Data entries
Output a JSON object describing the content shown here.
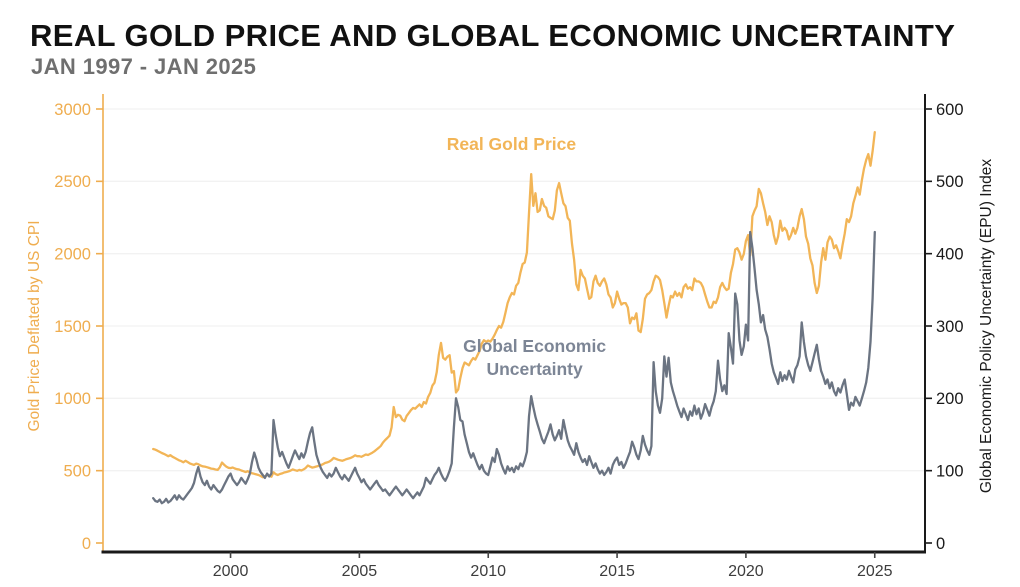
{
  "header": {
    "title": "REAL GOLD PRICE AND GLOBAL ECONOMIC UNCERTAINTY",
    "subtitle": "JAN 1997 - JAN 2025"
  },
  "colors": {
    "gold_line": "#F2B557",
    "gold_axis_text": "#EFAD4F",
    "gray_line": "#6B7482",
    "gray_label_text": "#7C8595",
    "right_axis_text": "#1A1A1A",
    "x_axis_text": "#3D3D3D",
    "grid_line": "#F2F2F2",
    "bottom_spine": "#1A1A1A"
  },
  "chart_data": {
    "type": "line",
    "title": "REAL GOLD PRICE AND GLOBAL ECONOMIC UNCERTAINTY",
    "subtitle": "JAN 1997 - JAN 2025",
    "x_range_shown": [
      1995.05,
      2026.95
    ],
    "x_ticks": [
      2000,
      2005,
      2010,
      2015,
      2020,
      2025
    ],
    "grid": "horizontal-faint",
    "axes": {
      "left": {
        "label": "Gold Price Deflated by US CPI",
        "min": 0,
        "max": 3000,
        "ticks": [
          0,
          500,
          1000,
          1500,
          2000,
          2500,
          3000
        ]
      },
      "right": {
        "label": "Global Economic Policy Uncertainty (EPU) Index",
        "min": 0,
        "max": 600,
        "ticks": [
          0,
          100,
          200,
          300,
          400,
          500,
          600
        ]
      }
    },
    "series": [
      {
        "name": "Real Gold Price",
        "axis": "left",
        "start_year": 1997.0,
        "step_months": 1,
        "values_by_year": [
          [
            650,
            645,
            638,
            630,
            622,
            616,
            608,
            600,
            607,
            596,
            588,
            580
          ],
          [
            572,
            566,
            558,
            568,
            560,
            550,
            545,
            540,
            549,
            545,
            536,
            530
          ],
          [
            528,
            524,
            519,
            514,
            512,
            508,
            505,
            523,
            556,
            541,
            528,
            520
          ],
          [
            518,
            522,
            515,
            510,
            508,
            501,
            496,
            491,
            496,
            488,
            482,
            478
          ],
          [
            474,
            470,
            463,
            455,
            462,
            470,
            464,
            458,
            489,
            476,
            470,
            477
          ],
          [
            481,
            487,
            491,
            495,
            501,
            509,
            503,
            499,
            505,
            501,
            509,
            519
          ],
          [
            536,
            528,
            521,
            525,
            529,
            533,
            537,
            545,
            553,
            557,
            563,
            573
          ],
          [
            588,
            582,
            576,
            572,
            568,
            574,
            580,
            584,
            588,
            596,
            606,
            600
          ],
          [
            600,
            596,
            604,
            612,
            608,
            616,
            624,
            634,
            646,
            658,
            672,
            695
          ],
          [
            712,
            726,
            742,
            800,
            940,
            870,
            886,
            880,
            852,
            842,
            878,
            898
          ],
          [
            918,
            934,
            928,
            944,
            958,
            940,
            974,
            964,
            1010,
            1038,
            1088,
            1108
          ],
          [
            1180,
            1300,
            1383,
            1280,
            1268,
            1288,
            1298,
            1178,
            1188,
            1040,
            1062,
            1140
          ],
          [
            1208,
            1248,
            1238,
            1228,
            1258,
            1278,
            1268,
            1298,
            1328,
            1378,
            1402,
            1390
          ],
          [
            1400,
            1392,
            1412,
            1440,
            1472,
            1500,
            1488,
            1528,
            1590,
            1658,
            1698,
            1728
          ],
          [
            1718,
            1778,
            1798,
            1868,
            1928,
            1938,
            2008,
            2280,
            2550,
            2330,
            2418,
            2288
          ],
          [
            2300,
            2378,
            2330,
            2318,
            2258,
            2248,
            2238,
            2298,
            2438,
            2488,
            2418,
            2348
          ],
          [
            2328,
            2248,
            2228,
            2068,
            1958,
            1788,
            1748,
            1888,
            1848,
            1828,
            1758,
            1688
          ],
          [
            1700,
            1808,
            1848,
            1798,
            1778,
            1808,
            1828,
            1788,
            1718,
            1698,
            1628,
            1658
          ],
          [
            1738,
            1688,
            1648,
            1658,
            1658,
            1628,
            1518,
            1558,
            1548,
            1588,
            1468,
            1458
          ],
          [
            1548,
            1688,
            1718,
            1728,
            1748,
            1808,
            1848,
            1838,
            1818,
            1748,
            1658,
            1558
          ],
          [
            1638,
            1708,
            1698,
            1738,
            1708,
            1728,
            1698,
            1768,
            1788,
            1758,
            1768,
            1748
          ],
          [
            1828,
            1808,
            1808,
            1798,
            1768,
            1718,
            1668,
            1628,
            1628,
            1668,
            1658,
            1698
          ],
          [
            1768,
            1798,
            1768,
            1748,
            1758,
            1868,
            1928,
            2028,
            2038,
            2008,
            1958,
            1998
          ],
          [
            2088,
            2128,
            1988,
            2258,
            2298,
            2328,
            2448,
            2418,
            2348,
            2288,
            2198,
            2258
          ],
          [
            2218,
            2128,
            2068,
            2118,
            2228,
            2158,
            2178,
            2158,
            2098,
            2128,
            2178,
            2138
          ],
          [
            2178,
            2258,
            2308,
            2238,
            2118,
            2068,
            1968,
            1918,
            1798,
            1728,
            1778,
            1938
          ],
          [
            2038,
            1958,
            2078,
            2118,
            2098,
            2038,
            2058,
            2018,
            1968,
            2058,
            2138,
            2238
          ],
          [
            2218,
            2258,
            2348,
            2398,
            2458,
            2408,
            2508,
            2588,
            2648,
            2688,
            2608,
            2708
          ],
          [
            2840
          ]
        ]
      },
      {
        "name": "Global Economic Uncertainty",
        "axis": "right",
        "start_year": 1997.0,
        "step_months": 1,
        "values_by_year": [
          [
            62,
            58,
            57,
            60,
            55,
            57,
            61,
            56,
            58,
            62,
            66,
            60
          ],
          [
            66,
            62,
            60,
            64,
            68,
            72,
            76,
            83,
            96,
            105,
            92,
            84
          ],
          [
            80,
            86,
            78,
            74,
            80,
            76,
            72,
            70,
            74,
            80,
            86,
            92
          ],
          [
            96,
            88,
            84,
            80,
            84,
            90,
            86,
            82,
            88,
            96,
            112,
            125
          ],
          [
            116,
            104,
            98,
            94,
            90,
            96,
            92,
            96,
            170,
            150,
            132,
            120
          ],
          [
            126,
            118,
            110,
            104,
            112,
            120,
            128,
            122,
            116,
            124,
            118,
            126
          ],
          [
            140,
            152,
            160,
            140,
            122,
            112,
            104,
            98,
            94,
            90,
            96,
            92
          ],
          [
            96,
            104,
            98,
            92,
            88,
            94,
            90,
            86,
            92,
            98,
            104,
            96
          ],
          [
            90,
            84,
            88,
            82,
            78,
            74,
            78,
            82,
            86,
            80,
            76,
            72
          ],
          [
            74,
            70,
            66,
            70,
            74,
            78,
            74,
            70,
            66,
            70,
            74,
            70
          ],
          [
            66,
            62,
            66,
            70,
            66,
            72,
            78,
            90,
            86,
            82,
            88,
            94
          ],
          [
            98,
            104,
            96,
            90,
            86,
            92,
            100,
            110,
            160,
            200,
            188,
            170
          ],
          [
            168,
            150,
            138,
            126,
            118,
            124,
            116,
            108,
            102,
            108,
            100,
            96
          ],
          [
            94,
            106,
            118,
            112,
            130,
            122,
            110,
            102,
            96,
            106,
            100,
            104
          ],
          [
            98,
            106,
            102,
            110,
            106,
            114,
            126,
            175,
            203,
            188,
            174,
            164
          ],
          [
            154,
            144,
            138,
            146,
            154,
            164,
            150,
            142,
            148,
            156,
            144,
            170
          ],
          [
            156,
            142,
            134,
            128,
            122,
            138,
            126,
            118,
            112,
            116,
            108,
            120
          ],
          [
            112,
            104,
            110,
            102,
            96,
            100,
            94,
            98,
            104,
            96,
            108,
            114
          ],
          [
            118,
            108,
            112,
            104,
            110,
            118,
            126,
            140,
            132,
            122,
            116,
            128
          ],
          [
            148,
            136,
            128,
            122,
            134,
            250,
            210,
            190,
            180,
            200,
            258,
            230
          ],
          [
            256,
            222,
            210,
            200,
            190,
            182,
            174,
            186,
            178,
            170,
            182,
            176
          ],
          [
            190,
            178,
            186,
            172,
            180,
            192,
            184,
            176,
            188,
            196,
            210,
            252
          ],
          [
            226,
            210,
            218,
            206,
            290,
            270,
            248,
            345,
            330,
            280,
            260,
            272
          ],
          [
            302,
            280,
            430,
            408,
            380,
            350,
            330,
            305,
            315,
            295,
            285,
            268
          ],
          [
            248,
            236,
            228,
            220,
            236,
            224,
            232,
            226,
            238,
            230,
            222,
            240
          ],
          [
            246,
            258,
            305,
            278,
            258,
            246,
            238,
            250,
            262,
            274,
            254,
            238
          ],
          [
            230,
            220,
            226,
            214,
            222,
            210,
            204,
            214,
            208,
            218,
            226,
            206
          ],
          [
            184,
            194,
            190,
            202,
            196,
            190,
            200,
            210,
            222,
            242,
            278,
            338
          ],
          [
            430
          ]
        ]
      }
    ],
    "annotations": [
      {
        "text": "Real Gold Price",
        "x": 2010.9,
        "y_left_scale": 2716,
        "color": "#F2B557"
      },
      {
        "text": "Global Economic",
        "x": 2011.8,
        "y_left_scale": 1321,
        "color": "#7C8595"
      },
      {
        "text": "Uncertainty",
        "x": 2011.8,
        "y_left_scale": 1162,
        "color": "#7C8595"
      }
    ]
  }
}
* * *
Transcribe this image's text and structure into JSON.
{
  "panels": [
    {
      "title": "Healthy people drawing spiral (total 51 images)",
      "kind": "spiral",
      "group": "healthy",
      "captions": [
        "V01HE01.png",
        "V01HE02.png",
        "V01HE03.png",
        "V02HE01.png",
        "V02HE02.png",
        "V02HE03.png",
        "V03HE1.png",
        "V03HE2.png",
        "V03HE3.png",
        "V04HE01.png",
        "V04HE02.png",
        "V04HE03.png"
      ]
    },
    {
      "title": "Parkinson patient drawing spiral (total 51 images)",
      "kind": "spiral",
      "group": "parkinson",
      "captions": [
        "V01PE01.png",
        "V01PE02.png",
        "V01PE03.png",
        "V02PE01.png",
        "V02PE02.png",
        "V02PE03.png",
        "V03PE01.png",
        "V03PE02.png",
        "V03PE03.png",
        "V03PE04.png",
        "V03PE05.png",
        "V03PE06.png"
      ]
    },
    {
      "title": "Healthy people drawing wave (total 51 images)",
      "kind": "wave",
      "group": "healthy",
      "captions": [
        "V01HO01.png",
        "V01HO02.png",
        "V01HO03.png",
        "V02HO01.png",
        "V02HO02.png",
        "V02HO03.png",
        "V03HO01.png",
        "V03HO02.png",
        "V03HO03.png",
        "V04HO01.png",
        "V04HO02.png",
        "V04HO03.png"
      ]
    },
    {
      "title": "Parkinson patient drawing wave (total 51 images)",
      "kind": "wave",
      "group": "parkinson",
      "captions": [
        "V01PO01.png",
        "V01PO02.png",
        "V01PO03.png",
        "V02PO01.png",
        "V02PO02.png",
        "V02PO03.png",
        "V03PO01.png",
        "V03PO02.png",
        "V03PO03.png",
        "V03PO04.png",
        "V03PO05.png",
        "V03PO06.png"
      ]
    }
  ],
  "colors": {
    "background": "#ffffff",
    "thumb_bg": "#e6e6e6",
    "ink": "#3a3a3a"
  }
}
...
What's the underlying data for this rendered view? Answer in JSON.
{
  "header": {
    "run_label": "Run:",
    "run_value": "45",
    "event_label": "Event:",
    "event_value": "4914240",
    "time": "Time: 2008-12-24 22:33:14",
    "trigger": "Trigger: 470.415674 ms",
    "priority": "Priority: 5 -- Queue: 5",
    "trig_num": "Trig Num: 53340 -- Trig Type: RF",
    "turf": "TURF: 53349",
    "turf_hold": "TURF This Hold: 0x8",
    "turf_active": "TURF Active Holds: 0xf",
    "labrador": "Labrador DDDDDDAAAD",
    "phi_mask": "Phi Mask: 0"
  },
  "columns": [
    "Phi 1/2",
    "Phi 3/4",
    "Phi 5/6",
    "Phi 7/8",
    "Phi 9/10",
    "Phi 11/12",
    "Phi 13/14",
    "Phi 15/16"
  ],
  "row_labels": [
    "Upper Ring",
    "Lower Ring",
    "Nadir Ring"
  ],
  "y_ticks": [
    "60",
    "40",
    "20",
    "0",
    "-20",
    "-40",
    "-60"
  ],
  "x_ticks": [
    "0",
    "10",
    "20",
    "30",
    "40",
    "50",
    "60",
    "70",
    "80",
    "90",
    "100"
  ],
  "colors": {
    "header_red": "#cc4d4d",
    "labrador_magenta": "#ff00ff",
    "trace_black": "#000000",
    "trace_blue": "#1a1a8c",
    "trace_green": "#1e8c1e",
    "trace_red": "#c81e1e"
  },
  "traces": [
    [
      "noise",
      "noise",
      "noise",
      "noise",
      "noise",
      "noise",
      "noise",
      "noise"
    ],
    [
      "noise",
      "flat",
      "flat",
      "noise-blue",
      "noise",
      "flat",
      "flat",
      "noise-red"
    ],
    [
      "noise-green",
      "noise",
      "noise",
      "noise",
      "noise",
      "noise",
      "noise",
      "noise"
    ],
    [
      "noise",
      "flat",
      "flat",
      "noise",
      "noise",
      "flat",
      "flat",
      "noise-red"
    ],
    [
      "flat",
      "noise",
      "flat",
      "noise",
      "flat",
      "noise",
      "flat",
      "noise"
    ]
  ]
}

Work instructions
Scan the listing above and copy all lines containing the word "subtitle".

Task result
    "subtitle": "JAN 1997 - JAN 2025"
    "subtitle": "JAN 1997 - JAN 2025",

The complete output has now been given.